● **Prompt**:
The whole of the data is to be reproduced exactly.

● **Extracted records**:
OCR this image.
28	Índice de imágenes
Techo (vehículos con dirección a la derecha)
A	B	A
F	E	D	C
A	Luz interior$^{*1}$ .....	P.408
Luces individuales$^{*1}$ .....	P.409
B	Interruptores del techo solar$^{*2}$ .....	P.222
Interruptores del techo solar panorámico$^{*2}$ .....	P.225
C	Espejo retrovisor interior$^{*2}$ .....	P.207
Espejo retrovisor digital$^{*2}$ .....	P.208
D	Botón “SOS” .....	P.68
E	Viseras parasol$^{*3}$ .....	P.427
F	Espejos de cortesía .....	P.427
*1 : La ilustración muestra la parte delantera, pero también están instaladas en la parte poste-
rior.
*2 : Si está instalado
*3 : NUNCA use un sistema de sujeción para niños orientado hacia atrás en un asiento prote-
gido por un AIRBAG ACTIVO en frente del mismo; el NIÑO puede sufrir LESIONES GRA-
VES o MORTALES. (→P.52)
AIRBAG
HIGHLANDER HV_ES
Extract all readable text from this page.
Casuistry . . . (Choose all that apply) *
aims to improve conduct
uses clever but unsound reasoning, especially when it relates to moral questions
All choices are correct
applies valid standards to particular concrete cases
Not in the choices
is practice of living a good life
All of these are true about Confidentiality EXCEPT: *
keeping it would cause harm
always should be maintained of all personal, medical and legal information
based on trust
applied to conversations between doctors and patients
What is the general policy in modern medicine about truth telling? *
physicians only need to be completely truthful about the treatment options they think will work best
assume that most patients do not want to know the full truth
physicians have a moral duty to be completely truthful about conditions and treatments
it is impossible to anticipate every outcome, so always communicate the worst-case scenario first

● **Written answer**:
OCR this image.
28	Índice de imágenes
Techo (vehículos con dirección a la derecha)
A	B	A
F	E	D	C
A	Luz interior$^{*1}$ .....	P.408
Luces individuales$^{*1}$ .....	P.409
B	Interruptores del techo solar$^{*2}$ .....	P.222
Interruptores del techo solar panorámico$^{*2}$ .....	P.225
C	Espejo retrovisor interior$^{*2}$ .....	P.207
Espejo retrovisor digital$^{*2}$ .....	P.208
D	Botón “SOS” .....	P.68
E	Viseras parasol$^{*3}$ .....	P.427
F	Espejos de cortesía .....	P.427
*1 : La ilustración muestra la parte delantera, pero también están instaladas en la parte poste-
rior.
*2 : Si está instalado
*3 : NUNCA use un sistema de sujeción para niños orientado hacia atrás en un asiento prote-
gido por un AIRBAG ACTIVO en frente del mismo; el NIÑO puede sufrir LESIONES GRA-
VES o MORTALES. (→P.52)
AIRBAG
HIGHLANDER HV_ES
Extract all readable text from this page.
Casuistry . . . (Choose all that apply) *
aims to improve conduct
uses clever but unsound reasoning, especially when it relates to moral questions
All choices are correct
applies valid standards to particular concrete cases
Not in the choices
is practice of living a good life
All of these are true about Confidentiality EXCEPT: *
keeping it would cause harm
always should be maintained of all personal, medical and legal information
based on trust
applied to conversations between doctors and patients
What is the general policy in modern medicine about truth telling? *
physicians only need to be completely truthful about the treatment options they think will work best
assume that most patients do not want to know the full truth
physicians have a moral duty to be completely truthful about conditions and treatments
it is impossible to anticipate every outcome, so always communicate the worst-case scenario first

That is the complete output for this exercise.